Information given:
____

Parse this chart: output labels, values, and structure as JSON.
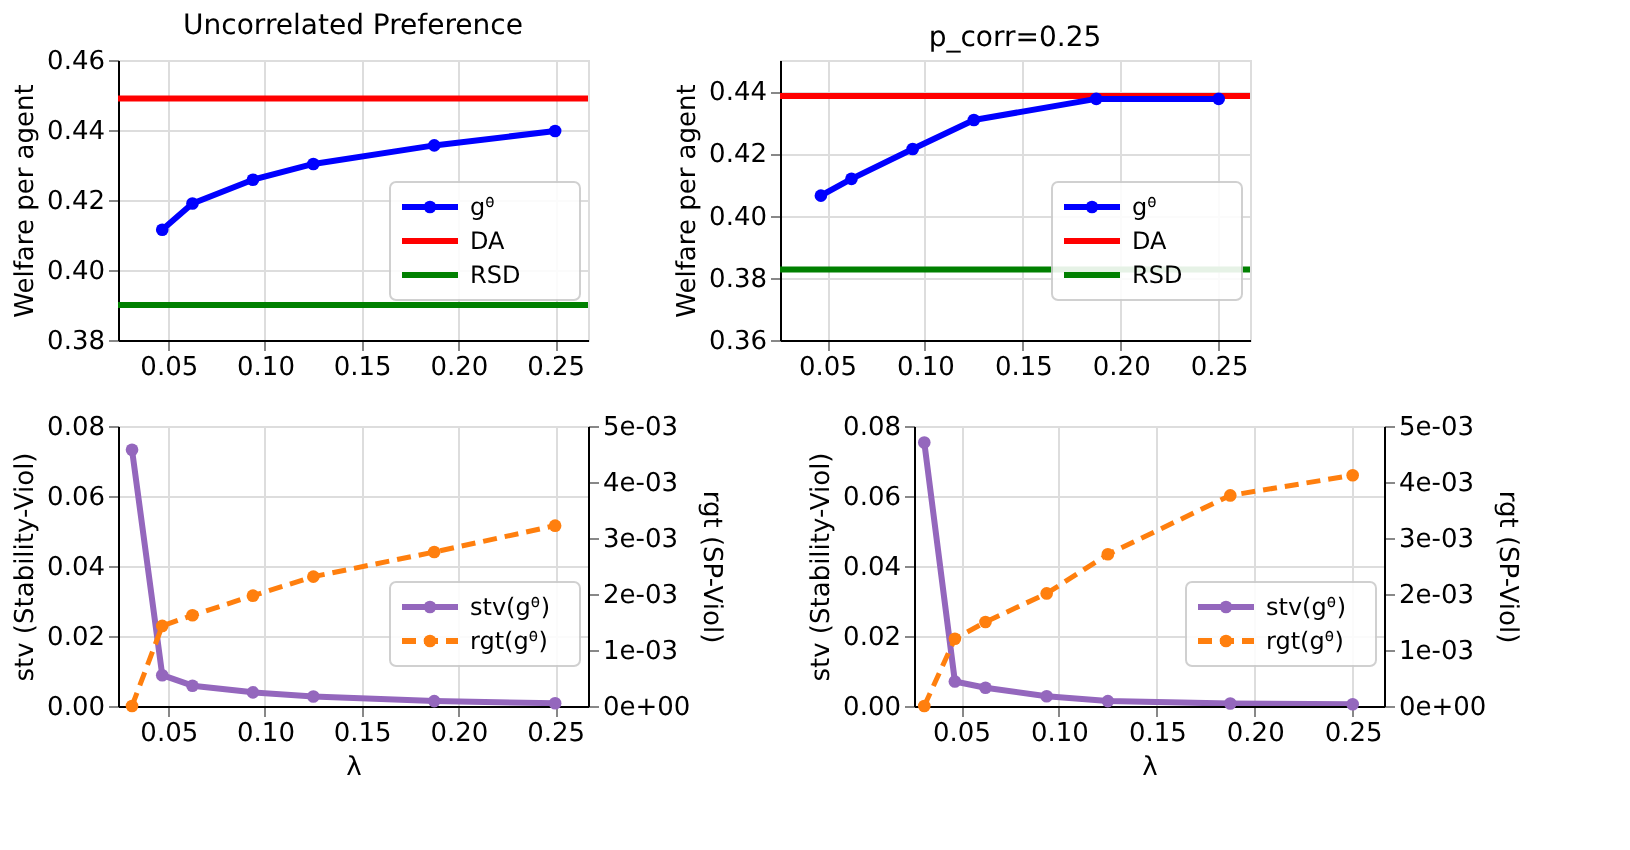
{
  "chart_data": [
    {
      "type": "line",
      "title": "Uncorrelated Preference",
      "ylabel": "Welfare per agent",
      "x": [
        0.046875,
        0.0625,
        0.09375,
        0.125,
        0.1875,
        0.25
      ],
      "series": [
        {
          "name": "gᶿ",
          "color": "#0000ff",
          "values": [
            0.4115,
            0.419,
            0.4258,
            0.4303,
            0.4356,
            0.4397
          ]
        }
      ],
      "ref_lines": [
        {
          "axis": "y",
          "value": 0.449,
          "label": "DA",
          "color": "#ff0000"
        },
        {
          "axis": "y",
          "value": 0.39,
          "label": "RSD",
          "color": "#008000"
        }
      ],
      "xlim": [
        0.024,
        0.267
      ],
      "xticks": [
        {
          "value": 0.05,
          "label": "0.05"
        },
        {
          "value": 0.1,
          "label": "0.10"
        },
        {
          "value": 0.15,
          "label": "0.15"
        },
        {
          "value": 0.2,
          "label": "0.20"
        },
        {
          "value": 0.25,
          "label": "0.25"
        }
      ],
      "ylim": [
        0.38,
        0.46
      ],
      "yticks": [
        {
          "value": 0.38,
          "label": "0.38"
        },
        {
          "value": 0.4,
          "label": "0.40"
        },
        {
          "value": 0.42,
          "label": "0.42"
        },
        {
          "value": 0.44,
          "label": "0.44"
        },
        {
          "value": 0.46,
          "label": "0.46"
        }
      ],
      "grid": true,
      "legend": "bottom right",
      "marker": "circle",
      "line_style": "solid"
    },
    {
      "type": "line",
      "title": "p_corr=0.25",
      "ylabel": "Welfare per agent",
      "x": [
        0.046875,
        0.0625,
        0.09375,
        0.125,
        0.1875,
        0.25
      ],
      "series": [
        {
          "name": "gᶿ",
          "color": "#0000ff",
          "values": [
            0.4064,
            0.4118,
            0.4214,
            0.4307,
            0.4375,
            0.4375
          ]
        }
      ],
      "ref_lines": [
        {
          "axis": "y",
          "value": 0.4384,
          "label": "DA",
          "color": "#ff0000"
        },
        {
          "axis": "y",
          "value": 0.3827,
          "label": "RSD",
          "color": "#008000"
        }
      ],
      "xlim": [
        0.026,
        0.266
      ],
      "xticks": [
        {
          "value": 0.05,
          "label": "0.05"
        },
        {
          "value": 0.1,
          "label": "0.10"
        },
        {
          "value": 0.15,
          "label": "0.15"
        },
        {
          "value": 0.2,
          "label": "0.20"
        },
        {
          "value": 0.25,
          "label": "0.25"
        }
      ],
      "ylim": [
        0.36,
        0.45
      ],
      "yticks": [
        {
          "value": 0.36,
          "label": "0.36"
        },
        {
          "value": 0.38,
          "label": "0.38"
        },
        {
          "value": 0.4,
          "label": "0.40"
        },
        {
          "value": 0.42,
          "label": "0.42"
        },
        {
          "value": 0.44,
          "label": "0.44"
        }
      ],
      "grid": true,
      "legend": "bottom right",
      "marker": "circle",
      "line_style": "solid"
    },
    {
      "type": "line",
      "xlabel": "λ",
      "ylabel": "stv (Stability-Viol)",
      "y2label": "rgt (SP-Viol)",
      "x": [
        0.03125,
        0.046875,
        0.0625,
        0.09375,
        0.125,
        0.1875,
        0.25
      ],
      "series": [
        {
          "name": "stv(gᶿ)",
          "color": "#9467bd",
          "line_style": "solid",
          "values": [
            0.0732,
            0.0088,
            0.0058,
            0.0039,
            0.0027,
            0.0014,
            0.0008
          ]
        },
        {
          "name": "rgt(gᶿ)",
          "color": "#ff7f0e",
          "axis": "y2",
          "line_style": "dashed",
          "values": [
            0,
            0.00143,
            0.00162,
            0.00197,
            0.00231,
            0.00275,
            0.00322
          ]
        }
      ],
      "xlim": [
        0.024,
        0.267
      ],
      "xticks": [
        {
          "value": 0.05,
          "label": "0.05"
        },
        {
          "value": 0.1,
          "label": "0.10"
        },
        {
          "value": 0.15,
          "label": "0.15"
        },
        {
          "value": 0.2,
          "label": "0.20"
        },
        {
          "value": 0.25,
          "label": "0.25"
        }
      ],
      "ylim": [
        0,
        0.08
      ],
      "yticks": [
        {
          "value": 0,
          "label": "0.00"
        },
        {
          "value": 0.02,
          "label": "0.02"
        },
        {
          "value": 0.04,
          "label": "0.04"
        },
        {
          "value": 0.06,
          "label": "0.06"
        },
        {
          "value": 0.08,
          "label": "0.08"
        }
      ],
      "y2lim": [
        0,
        0.005
      ],
      "y2ticks": [
        {
          "value": 0,
          "label": "0e+00"
        },
        {
          "value": 0.001,
          "label": "1e-03"
        },
        {
          "value": 0.002,
          "label": "2e-03"
        },
        {
          "value": 0.003,
          "label": "3e-03"
        },
        {
          "value": 0.004,
          "label": "4e-03"
        },
        {
          "value": 0.005,
          "label": "5e-03"
        }
      ],
      "grid": true,
      "legend": "bottom right",
      "marker": "circle"
    },
    {
      "type": "line",
      "xlabel": "λ",
      "ylabel": "stv (Stability-Viol)",
      "y2label": "rgt (SP-Viol)",
      "x": [
        0.03125,
        0.046875,
        0.0625,
        0.09375,
        0.125,
        0.1875,
        0.25
      ],
      "series": [
        {
          "name": "stv(gᶿ)",
          "color": "#9467bd",
          "line_style": "solid",
          "values": [
            0.0753,
            0.007,
            0.0052,
            0.0028,
            0.0014,
            0.0007,
            0.0005
          ]
        },
        {
          "name": "rgt(gᶿ)",
          "color": "#ff7f0e",
          "axis": "y2",
          "line_style": "dashed",
          "values": [
            0,
            0.0012,
            0.0015,
            0.00201,
            0.00271,
            0.00376,
            0.00412
          ]
        }
      ],
      "xlim": [
        0.026,
        0.266
      ],
      "xticks": [
        {
          "value": 0.05,
          "label": "0.05"
        },
        {
          "value": 0.1,
          "label": "0.10"
        },
        {
          "value": 0.15,
          "label": "0.15"
        },
        {
          "value": 0.2,
          "label": "0.20"
        },
        {
          "value": 0.25,
          "label": "0.25"
        }
      ],
      "ylim": [
        0,
        0.08
      ],
      "yticks": [
        {
          "value": 0,
          "label": "0.00"
        },
        {
          "value": 0.02,
          "label": "0.02"
        },
        {
          "value": 0.04,
          "label": "0.04"
        },
        {
          "value": 0.06,
          "label": "0.06"
        },
        {
          "value": 0.08,
          "label": "0.08"
        }
      ],
      "y2lim": [
        0,
        0.005
      ],
      "y2ticks": [
        {
          "value": 0,
          "label": "0e+00"
        },
        {
          "value": 0.001,
          "label": "1e-03"
        },
        {
          "value": 0.002,
          "label": "2e-03"
        },
        {
          "value": 0.003,
          "label": "3e-03"
        },
        {
          "value": 0.004,
          "label": "4e-03"
        },
        {
          "value": 0.005,
          "label": "5e-03"
        }
      ],
      "grid": true,
      "legend": "bottom right",
      "marker": "circle"
    }
  ]
}
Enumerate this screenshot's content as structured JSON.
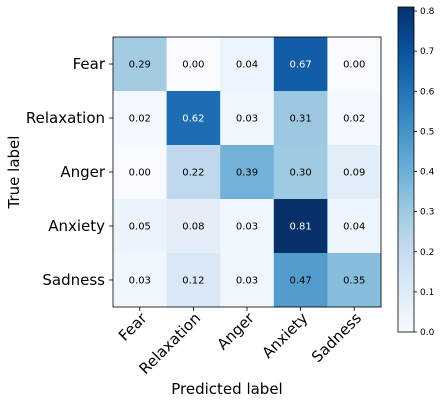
{
  "chart_data": {
    "type": "heatmap",
    "xlabel": "Predicted label",
    "ylabel": "True label",
    "x_categories": [
      "Fear",
      "Relaxation",
      "Anger",
      "Anxiety",
      "Sadness"
    ],
    "y_categories": [
      "Fear",
      "Relaxation",
      "Anger",
      "Anxiety",
      "Sadness"
    ],
    "values": [
      [
        0.29,
        0.0,
        0.04,
        0.67,
        0.0
      ],
      [
        0.02,
        0.62,
        0.03,
        0.31,
        0.02
      ],
      [
        0.0,
        0.22,
        0.39,
        0.3,
        0.09
      ],
      [
        0.05,
        0.08,
        0.03,
        0.81,
        0.04
      ],
      [
        0.03,
        0.12,
        0.03,
        0.47,
        0.35
      ]
    ],
    "value_labels": [
      [
        "0.29",
        "0.00",
        "0.04",
        "0.67",
        "0.00"
      ],
      [
        "0.02",
        "0.62",
        "0.03",
        "0.31",
        "0.02"
      ],
      [
        "0.00",
        "0.22",
        "0.39",
        "0.30",
        "0.09"
      ],
      [
        "0.05",
        "0.08",
        "0.03",
        "0.81",
        "0.04"
      ],
      [
        "0.03",
        "0.12",
        "0.03",
        "0.47",
        "0.35"
      ]
    ],
    "colormap": "Blues",
    "vmin": 0.0,
    "vmax": 0.81,
    "colorbar_ticks": [
      "0.0",
      "0.1",
      "0.2",
      "0.3",
      "0.4",
      "0.5",
      "0.6",
      "0.7",
      "0.8"
    ],
    "colorbar_tick_values": [
      0.0,
      0.1,
      0.2,
      0.3,
      0.4,
      0.5,
      0.6,
      0.7,
      0.8
    ],
    "x_tick_rotation_deg": 45,
    "grid": false
  }
}
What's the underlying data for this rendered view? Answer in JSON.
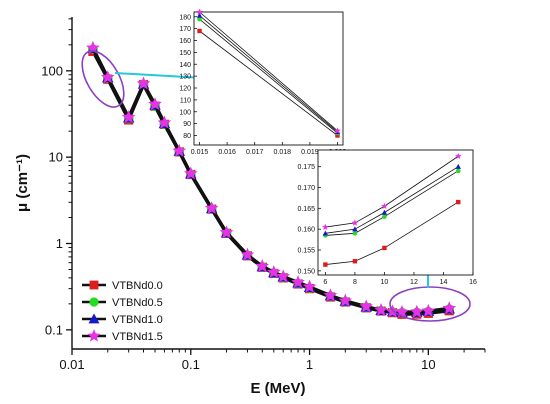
{
  "chart_data": {
    "type": "line",
    "xlabel": "E (MeV)",
    "ylabel": "μ (cm⁻¹)",
    "xscale": "log",
    "yscale": "log",
    "xlim": [
      0.01,
      30
    ],
    "ylim": [
      0.06,
      420
    ],
    "x_ticks": [
      "0.01",
      "0.1",
      "1",
      "10"
    ],
    "y_ticks": [
      "0.1",
      "1",
      "10",
      "100"
    ],
    "x": [
      0.015,
      0.02,
      0.03,
      0.04,
      0.05,
      0.06,
      0.08,
      0.1,
      0.15,
      0.2,
      0.3,
      0.4,
      0.5,
      0.6,
      0.8,
      1,
      1.5,
      2,
      3,
      4,
      5,
      6,
      8,
      10,
      15
    ],
    "series": [
      {
        "name": "VTBNd0.0",
        "color": "#e01b1b",
        "marker": "square",
        "values": [
          168,
          80,
          27,
          69,
          39,
          24,
          11.5,
          6.3,
          2.5,
          1.31,
          0.72,
          0.53,
          0.45,
          0.4,
          0.34,
          0.3,
          0.24,
          0.21,
          0.18,
          0.165,
          0.158,
          0.1515,
          0.1523,
          0.1555,
          0.1665
        ]
      },
      {
        "name": "VTBNd0.5",
        "color": "#22dd22",
        "marker": "circle",
        "values": [
          178,
          82,
          28,
          69,
          39,
          24,
          11.6,
          6.35,
          2.52,
          1.32,
          0.73,
          0.535,
          0.455,
          0.405,
          0.345,
          0.305,
          0.245,
          0.213,
          0.182,
          0.167,
          0.161,
          0.1585,
          0.159,
          0.163,
          0.174
        ]
      },
      {
        "name": "VTBNd1.0",
        "color": "#1717cc",
        "marker": "triangle",
        "values": [
          181,
          83,
          28.5,
          70,
          40,
          24.5,
          11.7,
          6.4,
          2.54,
          1.33,
          0.735,
          0.54,
          0.46,
          0.41,
          0.35,
          0.31,
          0.248,
          0.215,
          0.184,
          0.168,
          0.162,
          0.159,
          0.16,
          0.164,
          0.175
        ]
      },
      {
        "name": "VTBNd1.5",
        "color": "#e832e8",
        "marker": "star",
        "values": [
          184,
          84,
          29,
          71,
          41,
          25,
          11.8,
          6.45,
          2.56,
          1.34,
          0.74,
          0.545,
          0.465,
          0.415,
          0.355,
          0.315,
          0.25,
          0.217,
          0.186,
          0.169,
          0.163,
          0.1605,
          0.1615,
          0.1655,
          0.1775
        ]
      }
    ],
    "legend": {
      "position": "bottom-left"
    },
    "inset_left": {
      "xlim": [
        0.0148,
        0.0202
      ],
      "ylim": [
        72,
        184
      ],
      "x_ticks": [
        "0.015",
        "0.016",
        "0.017",
        "0.018",
        "0.019",
        "0.020"
      ],
      "y_ticks": [
        "80",
        "90",
        "100",
        "110",
        "120",
        "130",
        "140",
        "150",
        "160",
        "170",
        "180"
      ],
      "x": [
        0.015,
        0.02
      ],
      "series_values": [
        [
          168,
          80
        ],
        [
          178,
          82
        ],
        [
          181,
          83
        ],
        [
          184,
          84
        ]
      ]
    },
    "inset_right": {
      "xlim": [
        5.5,
        16
      ],
      "ylim": [
        0.149,
        0.179
      ],
      "x_ticks": [
        "6",
        "8",
        "10",
        "12",
        "14",
        "16"
      ],
      "y_ticks": [
        "0.150",
        "0.155",
        "0.160",
        "0.165",
        "0.170",
        "0.175"
      ],
      "x": [
        6,
        8,
        10,
        15
      ],
      "series_values": [
        [
          0.1515,
          0.1523,
          0.1555,
          0.1665
        ],
        [
          0.1585,
          0.159,
          0.163,
          0.174
        ],
        [
          0.159,
          0.16,
          0.164,
          0.175
        ],
        [
          0.1605,
          0.1615,
          0.1655,
          0.1775
        ]
      ]
    },
    "annotation_colors": {
      "ellipse": "#8b3fc0",
      "arrow": "#22c9d9"
    }
  }
}
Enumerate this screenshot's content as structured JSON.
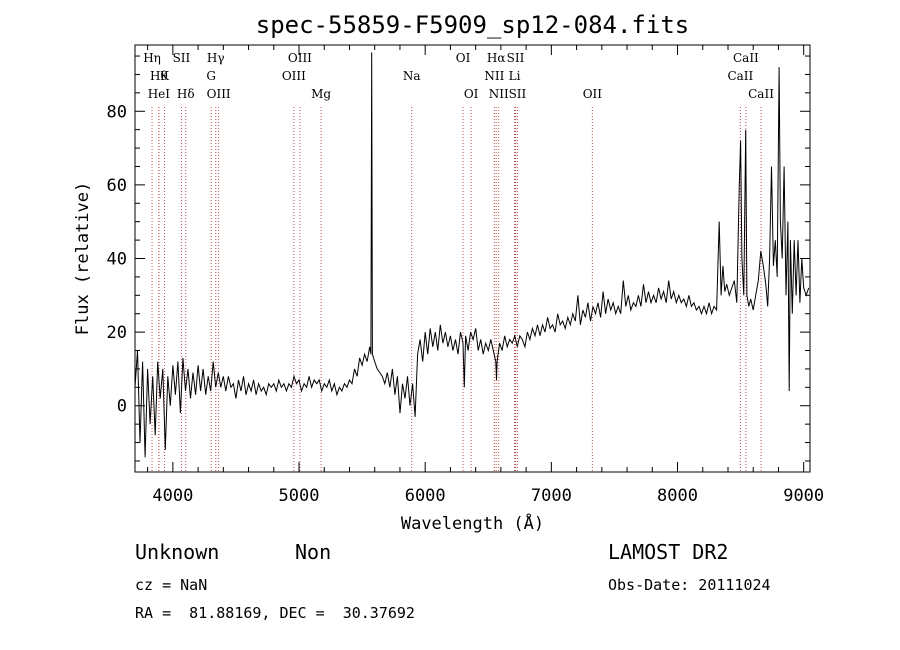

____

What to produce: Show the lines of the records that include the string "this".

The result:
Parse this chart: output labels, values, and structure as JSON.
Enumerate this screenshot's content as structured JSON.
What's the underlying data for this rendered view? Answer in JSON.
Enumerate this screenshot's content as structured JSON.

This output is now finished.